_SELECTION:_
%%
Ethnographic study of “traverses”

Traverses were the most central activity for phase three of the HMP-98 expedition. Phase
two, which I didn’t observe, focused on experiments and data collection (e.g., drilling
core samples from the permafrost). Phase three was about exploration using the ATVs.
Traverses are of special interest in planning for Mars because this will also be the key
way of reconnoitering—using small transportation units that hold a few people at most, to
explore the landscape. The story of the first six missions to the moon, is also the story of
traverses, including a “rover” vehicle that carried two people in Apollo 15, 16, and 17.

At Haughton, people traveled on a dozen traverses over the course of a week, following
the Haughton River, exploring the breccia highlands, following feeder creeks through the
“lake sediments” area to the west, and on one very long day-trip, examining the “valley
network” outside the southeastern crater area.

Understanding the practice of traverses, as for any organized activity, involves
understanding a traverse as structured process. Every traverse had the same internal
structure:

Planning the activity

Organizing at start (e.g., gathering at the ATVs)
%%
_ENTRIES PROVIDED:_
%%
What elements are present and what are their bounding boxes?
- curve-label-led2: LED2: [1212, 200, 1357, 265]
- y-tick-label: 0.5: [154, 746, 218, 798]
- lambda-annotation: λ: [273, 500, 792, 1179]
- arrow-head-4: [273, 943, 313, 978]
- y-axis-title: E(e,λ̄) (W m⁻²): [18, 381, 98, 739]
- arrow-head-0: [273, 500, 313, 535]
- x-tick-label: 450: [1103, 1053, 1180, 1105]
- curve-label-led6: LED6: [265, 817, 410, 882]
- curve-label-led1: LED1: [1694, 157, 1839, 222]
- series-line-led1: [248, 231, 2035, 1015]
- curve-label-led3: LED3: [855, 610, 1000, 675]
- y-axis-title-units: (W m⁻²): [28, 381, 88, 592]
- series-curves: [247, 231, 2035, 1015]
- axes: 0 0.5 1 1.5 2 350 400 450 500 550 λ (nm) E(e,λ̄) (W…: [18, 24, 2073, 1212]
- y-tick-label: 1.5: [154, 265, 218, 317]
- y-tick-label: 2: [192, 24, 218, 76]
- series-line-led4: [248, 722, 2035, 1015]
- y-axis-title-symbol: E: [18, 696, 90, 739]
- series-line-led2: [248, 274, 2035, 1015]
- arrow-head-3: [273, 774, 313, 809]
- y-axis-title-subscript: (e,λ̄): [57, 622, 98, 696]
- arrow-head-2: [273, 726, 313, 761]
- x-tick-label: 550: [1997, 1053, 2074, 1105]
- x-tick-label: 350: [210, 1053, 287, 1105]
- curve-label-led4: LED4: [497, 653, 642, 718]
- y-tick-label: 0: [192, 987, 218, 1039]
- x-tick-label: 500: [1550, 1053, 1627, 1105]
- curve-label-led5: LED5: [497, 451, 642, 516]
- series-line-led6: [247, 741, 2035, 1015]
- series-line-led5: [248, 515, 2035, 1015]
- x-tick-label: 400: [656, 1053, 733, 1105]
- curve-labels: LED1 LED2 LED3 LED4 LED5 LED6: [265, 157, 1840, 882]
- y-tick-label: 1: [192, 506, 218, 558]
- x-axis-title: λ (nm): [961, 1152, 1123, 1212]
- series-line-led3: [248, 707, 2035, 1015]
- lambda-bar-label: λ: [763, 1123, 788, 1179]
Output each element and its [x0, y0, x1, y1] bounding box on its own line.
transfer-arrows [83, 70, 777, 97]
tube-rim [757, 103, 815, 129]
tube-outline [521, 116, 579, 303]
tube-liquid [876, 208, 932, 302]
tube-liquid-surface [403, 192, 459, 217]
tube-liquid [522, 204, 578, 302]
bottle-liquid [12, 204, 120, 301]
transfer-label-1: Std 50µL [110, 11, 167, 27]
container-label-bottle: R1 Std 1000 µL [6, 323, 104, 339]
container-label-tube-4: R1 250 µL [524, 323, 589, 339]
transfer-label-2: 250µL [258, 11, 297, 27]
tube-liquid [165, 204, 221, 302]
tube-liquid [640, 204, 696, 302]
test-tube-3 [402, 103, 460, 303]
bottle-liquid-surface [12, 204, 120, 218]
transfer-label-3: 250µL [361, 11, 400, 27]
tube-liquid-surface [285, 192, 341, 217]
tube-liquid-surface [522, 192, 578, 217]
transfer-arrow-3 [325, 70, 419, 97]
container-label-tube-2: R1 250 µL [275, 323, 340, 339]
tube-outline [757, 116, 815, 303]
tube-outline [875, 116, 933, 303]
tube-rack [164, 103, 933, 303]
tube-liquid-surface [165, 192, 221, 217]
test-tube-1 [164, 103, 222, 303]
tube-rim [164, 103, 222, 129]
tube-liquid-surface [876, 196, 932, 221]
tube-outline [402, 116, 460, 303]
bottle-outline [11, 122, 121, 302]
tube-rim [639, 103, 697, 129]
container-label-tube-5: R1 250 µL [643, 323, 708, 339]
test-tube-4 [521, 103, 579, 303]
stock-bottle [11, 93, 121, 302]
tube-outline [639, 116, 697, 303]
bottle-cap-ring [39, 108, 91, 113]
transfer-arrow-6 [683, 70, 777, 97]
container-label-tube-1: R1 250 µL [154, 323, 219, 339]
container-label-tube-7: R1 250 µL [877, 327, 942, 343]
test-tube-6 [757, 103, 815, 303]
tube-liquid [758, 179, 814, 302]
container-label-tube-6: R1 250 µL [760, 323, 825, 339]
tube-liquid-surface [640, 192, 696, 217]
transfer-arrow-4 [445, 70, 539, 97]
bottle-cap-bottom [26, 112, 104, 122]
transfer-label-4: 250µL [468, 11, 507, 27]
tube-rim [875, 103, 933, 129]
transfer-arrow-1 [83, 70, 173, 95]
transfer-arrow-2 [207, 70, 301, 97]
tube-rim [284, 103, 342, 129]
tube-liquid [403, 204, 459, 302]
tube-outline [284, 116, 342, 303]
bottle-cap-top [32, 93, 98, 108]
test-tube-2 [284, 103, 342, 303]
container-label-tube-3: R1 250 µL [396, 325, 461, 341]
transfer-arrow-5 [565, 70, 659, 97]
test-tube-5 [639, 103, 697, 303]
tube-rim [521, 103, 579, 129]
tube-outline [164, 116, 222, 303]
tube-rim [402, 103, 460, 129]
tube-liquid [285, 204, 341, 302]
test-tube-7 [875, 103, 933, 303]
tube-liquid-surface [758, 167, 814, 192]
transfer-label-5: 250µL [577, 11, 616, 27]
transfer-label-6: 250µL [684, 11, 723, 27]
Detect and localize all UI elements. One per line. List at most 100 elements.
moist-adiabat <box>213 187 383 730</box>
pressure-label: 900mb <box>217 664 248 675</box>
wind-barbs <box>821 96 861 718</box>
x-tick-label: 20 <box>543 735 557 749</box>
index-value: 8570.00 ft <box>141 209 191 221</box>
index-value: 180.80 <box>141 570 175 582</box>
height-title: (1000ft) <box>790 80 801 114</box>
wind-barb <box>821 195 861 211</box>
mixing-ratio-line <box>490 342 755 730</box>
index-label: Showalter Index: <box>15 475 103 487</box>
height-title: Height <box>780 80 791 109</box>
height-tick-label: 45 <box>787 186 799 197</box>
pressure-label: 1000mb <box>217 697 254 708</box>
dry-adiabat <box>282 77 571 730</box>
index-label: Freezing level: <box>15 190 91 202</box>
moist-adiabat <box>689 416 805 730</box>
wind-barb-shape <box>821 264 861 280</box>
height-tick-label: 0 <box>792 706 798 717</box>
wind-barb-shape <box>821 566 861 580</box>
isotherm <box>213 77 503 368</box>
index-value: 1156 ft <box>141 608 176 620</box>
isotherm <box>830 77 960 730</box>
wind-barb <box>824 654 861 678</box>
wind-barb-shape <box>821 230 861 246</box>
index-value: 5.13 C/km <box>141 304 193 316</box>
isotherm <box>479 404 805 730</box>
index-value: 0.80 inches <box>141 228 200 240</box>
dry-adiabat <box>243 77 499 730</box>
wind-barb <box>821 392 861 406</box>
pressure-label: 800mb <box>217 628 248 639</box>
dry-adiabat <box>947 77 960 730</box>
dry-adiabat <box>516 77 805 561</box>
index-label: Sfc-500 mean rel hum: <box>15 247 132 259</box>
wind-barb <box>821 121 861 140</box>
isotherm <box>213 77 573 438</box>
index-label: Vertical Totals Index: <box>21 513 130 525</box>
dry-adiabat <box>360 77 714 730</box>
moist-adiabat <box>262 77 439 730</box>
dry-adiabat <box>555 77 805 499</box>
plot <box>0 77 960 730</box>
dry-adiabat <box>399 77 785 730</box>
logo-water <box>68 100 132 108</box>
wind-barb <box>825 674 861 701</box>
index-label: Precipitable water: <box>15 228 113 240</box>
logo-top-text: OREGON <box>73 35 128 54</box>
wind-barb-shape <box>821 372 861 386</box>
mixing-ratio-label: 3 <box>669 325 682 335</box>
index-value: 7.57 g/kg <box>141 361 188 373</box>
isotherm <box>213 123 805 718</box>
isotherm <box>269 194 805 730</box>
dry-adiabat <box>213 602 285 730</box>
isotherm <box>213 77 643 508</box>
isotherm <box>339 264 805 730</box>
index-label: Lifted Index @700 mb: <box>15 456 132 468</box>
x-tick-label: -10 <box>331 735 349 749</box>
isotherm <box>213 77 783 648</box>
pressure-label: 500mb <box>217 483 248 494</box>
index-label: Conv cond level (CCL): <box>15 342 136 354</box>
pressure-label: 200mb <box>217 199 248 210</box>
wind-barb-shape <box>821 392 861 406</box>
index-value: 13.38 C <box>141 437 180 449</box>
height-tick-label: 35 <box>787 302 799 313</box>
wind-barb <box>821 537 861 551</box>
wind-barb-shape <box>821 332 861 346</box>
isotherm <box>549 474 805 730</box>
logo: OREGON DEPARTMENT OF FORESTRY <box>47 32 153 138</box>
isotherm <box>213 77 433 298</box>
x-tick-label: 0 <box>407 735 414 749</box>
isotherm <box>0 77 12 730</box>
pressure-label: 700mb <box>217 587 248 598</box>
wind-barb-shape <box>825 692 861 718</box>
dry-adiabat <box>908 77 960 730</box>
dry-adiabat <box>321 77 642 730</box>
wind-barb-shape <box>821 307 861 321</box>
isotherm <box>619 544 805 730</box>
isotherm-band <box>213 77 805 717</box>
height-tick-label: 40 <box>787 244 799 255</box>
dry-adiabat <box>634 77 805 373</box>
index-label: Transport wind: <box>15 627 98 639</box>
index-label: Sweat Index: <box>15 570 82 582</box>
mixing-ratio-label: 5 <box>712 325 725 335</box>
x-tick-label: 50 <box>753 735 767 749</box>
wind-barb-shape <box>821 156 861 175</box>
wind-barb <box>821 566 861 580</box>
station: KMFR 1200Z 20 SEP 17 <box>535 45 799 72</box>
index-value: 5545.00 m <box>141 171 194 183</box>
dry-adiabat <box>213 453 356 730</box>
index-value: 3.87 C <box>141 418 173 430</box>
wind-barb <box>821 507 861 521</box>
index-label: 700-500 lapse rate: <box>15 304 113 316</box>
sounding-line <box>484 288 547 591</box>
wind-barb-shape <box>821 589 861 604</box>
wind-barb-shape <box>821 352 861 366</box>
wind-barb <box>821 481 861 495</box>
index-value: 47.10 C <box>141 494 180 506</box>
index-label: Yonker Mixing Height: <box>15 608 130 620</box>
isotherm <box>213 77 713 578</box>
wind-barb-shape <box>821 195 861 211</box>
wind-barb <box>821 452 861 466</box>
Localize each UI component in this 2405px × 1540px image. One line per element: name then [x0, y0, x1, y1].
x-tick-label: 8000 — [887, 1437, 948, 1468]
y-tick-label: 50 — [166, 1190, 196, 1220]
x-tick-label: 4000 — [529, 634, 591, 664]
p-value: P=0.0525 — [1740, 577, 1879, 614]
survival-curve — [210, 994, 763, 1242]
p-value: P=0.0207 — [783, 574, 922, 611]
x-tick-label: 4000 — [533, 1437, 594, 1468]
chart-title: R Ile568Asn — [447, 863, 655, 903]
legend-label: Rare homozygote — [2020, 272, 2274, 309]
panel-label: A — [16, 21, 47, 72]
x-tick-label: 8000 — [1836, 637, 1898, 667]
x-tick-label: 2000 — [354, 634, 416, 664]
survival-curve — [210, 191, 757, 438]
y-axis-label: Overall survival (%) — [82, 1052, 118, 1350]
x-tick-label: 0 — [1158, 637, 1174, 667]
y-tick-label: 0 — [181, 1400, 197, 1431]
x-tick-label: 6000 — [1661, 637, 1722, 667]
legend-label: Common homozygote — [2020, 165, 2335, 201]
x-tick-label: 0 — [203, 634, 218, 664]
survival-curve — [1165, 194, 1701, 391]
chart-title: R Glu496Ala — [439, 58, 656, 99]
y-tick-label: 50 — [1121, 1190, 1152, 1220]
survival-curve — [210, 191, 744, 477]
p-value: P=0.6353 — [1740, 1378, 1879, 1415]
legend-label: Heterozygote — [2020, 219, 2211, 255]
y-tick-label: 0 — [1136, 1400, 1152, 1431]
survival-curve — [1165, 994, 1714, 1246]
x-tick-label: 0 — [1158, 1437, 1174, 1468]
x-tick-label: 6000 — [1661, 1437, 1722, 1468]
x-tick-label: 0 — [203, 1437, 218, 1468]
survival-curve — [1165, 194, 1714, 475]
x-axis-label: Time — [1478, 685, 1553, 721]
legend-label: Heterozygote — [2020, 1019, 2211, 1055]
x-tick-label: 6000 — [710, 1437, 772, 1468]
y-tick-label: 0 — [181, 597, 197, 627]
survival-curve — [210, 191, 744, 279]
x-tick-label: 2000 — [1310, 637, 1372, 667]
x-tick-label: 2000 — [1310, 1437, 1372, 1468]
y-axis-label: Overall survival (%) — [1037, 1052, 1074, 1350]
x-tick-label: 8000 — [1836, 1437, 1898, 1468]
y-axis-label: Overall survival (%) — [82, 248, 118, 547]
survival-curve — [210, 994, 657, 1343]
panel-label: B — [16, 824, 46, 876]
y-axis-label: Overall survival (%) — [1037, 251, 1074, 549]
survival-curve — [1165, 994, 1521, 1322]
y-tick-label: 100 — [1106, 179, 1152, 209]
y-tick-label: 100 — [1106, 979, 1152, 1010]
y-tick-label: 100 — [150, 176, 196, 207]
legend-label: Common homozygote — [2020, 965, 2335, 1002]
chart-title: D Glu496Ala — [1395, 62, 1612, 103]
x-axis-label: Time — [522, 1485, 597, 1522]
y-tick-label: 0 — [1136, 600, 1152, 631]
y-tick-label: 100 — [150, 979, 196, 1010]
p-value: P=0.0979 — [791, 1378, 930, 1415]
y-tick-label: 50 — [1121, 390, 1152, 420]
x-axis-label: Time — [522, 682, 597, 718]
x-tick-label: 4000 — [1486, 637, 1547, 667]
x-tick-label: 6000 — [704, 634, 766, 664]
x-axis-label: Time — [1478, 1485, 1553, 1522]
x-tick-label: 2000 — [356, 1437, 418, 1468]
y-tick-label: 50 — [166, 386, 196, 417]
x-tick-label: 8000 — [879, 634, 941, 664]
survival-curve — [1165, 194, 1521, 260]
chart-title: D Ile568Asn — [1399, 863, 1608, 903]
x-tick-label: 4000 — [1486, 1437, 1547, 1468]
%%
_INSTRUCTIONS TO FOLLOW:_
Answer these from the text on traverses, one line each:
1. What was phase two of the HMP-98 expedition focused on?
2. In which Apollo missions did a rover carry two people?
3. How many traverses did people go on at Haughton, and over what span of time?

_SOLUTION BELOW:_
1. Experiments and data collection, such as drilling core samples from the permafrost.
2. Apollo 15, 16, and 17.
3. A dozen, over the course of a week.